__WHAT TO WORK ON__.
Of all the lines in the material, how many contain the word "performance"? State the number alone.

__DATA EXCERPTS__.
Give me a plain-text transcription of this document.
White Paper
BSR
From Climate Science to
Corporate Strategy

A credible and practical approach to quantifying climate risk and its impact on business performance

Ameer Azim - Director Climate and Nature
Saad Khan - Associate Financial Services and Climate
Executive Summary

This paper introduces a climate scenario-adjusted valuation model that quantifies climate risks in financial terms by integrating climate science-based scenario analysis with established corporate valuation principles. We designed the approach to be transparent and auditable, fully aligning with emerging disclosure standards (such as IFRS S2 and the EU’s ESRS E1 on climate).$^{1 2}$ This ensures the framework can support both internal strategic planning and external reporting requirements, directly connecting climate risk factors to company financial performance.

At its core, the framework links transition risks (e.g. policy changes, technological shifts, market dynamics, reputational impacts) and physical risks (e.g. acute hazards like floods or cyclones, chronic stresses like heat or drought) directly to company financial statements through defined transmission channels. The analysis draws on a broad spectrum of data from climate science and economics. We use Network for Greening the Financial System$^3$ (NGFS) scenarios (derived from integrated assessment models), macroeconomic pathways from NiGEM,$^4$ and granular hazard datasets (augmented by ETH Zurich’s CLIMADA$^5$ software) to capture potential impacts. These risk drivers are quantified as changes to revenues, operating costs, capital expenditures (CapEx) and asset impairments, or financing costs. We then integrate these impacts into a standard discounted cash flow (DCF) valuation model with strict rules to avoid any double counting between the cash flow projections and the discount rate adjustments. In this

__CORRECT RESULT__.
2